EXERCISE DETAILS ->
Copy every line of the listing that holds the string "даты".

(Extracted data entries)
-------

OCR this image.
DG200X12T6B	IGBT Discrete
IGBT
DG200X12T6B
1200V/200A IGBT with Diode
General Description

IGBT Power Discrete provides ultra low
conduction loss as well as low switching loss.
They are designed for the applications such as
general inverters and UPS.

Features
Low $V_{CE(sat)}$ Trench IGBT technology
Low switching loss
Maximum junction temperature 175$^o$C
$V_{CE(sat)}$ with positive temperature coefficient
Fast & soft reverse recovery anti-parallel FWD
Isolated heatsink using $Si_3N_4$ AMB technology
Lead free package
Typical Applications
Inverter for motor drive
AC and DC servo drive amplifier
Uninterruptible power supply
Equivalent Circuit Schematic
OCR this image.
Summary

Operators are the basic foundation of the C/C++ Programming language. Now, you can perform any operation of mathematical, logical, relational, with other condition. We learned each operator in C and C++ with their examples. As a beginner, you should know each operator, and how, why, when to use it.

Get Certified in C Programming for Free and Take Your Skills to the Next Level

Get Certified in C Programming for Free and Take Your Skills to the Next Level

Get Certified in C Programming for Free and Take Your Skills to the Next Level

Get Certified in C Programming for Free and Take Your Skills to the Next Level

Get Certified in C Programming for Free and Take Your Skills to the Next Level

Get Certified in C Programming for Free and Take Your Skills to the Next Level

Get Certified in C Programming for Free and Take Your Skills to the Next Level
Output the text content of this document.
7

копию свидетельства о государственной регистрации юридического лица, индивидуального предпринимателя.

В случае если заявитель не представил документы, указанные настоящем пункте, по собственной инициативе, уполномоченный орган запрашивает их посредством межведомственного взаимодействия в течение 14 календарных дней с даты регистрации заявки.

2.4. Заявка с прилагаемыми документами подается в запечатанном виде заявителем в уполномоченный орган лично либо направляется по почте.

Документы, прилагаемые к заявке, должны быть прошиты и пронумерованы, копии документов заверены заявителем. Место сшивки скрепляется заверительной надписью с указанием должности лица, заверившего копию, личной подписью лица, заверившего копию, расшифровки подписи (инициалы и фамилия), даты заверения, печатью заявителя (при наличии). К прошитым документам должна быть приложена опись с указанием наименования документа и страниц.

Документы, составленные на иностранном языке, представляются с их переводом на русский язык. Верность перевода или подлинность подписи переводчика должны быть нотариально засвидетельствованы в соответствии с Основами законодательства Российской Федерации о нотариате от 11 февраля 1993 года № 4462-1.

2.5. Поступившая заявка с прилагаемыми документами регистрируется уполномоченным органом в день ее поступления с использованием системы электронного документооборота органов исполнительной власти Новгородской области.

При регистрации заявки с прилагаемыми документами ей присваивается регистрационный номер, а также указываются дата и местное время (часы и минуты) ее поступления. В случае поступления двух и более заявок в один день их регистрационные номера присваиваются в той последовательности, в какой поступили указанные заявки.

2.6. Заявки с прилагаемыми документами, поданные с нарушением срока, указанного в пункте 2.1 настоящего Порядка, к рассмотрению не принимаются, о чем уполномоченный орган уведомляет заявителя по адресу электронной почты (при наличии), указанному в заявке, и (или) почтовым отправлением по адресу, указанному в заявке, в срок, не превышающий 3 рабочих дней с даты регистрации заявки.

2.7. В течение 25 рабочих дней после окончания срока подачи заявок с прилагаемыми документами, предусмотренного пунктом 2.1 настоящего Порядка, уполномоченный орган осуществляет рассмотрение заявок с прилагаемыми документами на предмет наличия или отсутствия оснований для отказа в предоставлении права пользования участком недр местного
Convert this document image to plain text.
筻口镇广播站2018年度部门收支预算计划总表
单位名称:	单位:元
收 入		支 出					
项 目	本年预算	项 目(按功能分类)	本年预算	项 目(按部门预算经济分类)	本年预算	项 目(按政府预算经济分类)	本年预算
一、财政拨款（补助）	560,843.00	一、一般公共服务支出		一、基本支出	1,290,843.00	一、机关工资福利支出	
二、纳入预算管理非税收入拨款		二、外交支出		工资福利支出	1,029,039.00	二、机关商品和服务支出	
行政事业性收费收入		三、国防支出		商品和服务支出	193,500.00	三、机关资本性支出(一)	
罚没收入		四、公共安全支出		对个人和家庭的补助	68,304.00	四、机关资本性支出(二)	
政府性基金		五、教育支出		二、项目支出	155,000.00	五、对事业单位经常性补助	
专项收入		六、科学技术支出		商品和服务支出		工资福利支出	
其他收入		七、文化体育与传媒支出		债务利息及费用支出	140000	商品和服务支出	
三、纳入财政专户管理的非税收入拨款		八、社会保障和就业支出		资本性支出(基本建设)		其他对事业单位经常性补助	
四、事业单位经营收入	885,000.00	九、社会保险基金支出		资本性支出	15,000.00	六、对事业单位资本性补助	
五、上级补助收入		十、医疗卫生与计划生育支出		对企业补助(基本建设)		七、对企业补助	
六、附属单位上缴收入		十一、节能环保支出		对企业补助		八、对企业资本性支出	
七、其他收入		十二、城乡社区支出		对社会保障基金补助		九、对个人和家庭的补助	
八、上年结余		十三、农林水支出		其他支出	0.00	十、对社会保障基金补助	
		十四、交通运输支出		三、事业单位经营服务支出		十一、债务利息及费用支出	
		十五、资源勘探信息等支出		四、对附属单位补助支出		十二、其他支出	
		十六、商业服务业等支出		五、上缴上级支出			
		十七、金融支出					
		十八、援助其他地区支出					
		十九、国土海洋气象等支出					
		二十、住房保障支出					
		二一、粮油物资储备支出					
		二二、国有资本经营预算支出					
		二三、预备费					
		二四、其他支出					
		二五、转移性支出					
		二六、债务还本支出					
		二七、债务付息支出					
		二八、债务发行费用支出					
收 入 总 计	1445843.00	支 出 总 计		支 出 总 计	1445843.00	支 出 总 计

-------

FULL RESPONSE ->
В случае если заявитель не представил документы, указанные настоящем пункте, по собственной инициативе, уполномоченный орган запрашивает их посредством межведомственного взаимодействия в течение 14 календарных дней с даты регистрации заявки.
Документы, прилагаемые к заявке, должны быть прошиты и пронумерованы, копии документов заверены заявителем. Место сшивки скрепляется заверительной надписью с указанием должности лица, заверившего копию, личной подписью лица, заверившего копию, расшифровки подписи (инициалы и фамилия), даты заверения, печатью заявителя (при наличии). К прошитым документам должна быть приложена опись с указанием наименования документа и страниц.
2.6. Заявки с прилагаемыми документами, поданные с нарушением срока, указанного в пункте 2.1 настоящего Порядка, к рассмотрению не принимаются, о чем уполномоченный орган уведомляет заявителя по адресу электронной почты (при наличии), указанному в заявке, и (или) почтовым отправлением по адресу, указанному в заявке, в срок, не превышающий 3 рабочих дней с даты регистрации заявки.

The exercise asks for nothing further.